◆ **CONSIGNE**
Rédigez la suite de l'extrait sur Pascal et l'industrie sucrière, en reprenant juste après sa dernière phrase.

◆ **EXTRAIT SOURCE**
Et le magazine SLATE d’en conclure : nous sommes entrés aujourd’hui dans l’ère du mensonge, où certains n’hésitent plus, désormais, à affirmer des choses qu’ils savent pertinemment fausses. Bref, une ère où nous avons, en réalité, plus que jamais besoin de Pascal, pour changer les esprits mais dans le bon sens, cette fois-ci, c’est-à-dire en les conduisant à penser de manière plus précise et plus vraie.
Dans cette recherche de la vérité, Pascal ajoute qu’il peut être utile de bien connaître celui qu’on veut persuader
Quelle que soit la chose dont on cherche à persuader l’autre, il faut d’abord savoir à qui on s’adresse, connaître son cœur, son esprit, ses principes. Et ensuite seulement, chercher (dans la chose dont il s’agit), les rapports que cette personne entretient avec ses principes avoués.»
Quand on parle d’industrie sucrière, on semble parler d’un concept éthéré, d’un objet virtuel comme lorsqu’on évoque le système financier ou l’industrie pharmaceutique ou encore l’industrie nucléaire.
Ces entités sont des constructions juridiques qui cachent la réalité qui est simplement constituée d’un petit groupe d’humains qui n’ont aucun souci de l’intérêt général mais simplement le goût du seul profit et qui pour protéger cette soif sans limite, sont prêts quasi toujours à toutes les compromissions pour parvenir à leur fin.

◆ **DONNÉES À EXAMINER**
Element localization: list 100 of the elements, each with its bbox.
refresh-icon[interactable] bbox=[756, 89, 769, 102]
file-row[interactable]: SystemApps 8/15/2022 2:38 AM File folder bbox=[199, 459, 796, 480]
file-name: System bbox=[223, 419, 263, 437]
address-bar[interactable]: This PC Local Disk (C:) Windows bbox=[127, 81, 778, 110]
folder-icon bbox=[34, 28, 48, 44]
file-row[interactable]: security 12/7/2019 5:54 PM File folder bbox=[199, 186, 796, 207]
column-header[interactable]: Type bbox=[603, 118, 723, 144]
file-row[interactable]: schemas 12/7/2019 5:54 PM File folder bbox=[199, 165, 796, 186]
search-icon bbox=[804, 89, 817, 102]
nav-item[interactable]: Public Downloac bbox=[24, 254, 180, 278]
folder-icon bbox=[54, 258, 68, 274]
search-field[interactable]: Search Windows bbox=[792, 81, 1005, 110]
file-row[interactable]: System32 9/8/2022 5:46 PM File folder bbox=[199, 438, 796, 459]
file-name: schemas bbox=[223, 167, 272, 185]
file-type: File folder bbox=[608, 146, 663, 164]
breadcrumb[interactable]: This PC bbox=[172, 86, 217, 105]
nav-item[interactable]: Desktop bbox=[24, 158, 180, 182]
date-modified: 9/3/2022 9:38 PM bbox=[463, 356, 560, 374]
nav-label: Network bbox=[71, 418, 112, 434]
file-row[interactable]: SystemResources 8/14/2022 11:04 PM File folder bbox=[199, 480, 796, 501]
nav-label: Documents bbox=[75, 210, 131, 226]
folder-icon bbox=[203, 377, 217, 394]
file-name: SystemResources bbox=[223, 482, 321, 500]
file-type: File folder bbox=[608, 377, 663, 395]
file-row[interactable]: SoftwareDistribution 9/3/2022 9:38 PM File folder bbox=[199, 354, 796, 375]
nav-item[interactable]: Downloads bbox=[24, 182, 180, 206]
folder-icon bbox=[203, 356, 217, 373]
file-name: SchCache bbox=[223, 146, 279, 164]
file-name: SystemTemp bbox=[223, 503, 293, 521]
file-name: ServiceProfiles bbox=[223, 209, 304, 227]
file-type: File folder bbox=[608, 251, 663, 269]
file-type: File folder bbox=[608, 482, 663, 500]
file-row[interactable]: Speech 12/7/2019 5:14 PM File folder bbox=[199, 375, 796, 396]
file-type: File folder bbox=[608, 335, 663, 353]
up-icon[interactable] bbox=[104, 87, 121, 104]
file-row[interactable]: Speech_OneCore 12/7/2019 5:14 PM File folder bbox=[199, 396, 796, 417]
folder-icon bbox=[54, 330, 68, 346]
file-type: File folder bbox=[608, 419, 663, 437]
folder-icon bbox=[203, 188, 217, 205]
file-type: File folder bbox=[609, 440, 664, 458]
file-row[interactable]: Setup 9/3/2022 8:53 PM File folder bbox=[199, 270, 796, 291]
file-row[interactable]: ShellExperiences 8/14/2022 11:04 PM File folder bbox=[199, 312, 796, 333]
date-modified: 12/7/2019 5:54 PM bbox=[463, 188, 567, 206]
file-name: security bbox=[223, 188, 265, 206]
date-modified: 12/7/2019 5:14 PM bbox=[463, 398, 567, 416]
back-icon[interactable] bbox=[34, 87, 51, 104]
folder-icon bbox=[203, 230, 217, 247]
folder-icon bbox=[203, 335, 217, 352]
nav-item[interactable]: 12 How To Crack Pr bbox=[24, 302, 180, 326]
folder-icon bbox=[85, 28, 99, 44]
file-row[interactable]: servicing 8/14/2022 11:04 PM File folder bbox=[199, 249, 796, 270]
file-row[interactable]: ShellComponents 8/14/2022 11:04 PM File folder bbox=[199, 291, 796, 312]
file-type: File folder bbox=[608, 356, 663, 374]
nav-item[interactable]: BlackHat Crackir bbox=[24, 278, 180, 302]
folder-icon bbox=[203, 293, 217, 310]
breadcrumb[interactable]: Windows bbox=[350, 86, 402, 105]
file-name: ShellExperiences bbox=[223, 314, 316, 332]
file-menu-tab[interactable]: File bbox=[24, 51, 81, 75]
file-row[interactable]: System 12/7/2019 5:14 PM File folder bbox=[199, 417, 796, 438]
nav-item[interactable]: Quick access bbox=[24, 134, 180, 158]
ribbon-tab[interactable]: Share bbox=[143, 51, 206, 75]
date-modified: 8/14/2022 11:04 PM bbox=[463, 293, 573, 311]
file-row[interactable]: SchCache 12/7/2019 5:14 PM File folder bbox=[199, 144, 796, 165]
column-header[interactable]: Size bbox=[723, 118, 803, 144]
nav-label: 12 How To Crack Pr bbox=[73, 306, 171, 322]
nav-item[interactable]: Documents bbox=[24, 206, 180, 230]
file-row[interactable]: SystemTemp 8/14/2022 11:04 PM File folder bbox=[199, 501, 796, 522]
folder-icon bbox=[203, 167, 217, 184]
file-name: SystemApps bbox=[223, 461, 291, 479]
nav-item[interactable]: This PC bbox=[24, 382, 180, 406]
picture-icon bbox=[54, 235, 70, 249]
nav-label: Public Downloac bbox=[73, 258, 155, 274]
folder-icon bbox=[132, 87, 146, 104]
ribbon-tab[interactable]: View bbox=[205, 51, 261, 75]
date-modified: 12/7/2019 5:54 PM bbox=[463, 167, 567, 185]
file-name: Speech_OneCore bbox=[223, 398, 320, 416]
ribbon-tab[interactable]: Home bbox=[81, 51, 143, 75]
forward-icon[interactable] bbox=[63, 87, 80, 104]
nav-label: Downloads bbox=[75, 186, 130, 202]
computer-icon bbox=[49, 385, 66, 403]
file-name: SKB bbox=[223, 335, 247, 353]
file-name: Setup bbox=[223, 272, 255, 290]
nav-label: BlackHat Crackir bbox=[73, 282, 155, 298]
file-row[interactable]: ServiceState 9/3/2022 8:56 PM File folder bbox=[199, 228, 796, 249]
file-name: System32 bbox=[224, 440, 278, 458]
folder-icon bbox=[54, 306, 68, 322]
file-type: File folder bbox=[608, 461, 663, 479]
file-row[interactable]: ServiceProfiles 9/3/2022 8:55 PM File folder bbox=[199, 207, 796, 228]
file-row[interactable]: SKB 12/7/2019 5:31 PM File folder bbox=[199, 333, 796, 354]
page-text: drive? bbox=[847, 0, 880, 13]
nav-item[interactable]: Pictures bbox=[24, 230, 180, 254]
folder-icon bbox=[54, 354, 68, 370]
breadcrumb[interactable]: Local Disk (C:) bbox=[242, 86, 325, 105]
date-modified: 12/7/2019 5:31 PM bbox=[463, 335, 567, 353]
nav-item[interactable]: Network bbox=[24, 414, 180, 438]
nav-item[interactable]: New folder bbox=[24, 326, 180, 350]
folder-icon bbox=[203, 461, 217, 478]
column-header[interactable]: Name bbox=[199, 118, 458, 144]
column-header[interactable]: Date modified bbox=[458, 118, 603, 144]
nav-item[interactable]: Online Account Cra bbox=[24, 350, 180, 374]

◆ **RÉSULTAT**
Et ces humains criminels ne sont jamais sanctionnés. Si la justice, dans de très rares cas, les poursuit quand même personnellement, des armées d’avocats arrivent à faire traîner les choses jusqu’à ce que la mort les fassent échapper à la justice humaine.
Prenons simplement le scandale du Mediator qui a débuté en 1998, année où en savait qu’il était dangereux et que des gens sans scrupules et soucieux de continuer à gagner beaucoup d’argent n’ont pas agi conformément à l’éthique. Il a fallu des années pour convaincre la justice d’intervenir et elle fut tant empêchée que Jacques Servier a eu le temps de mourir en 2014 avant le procès qui devait le mettre en cause.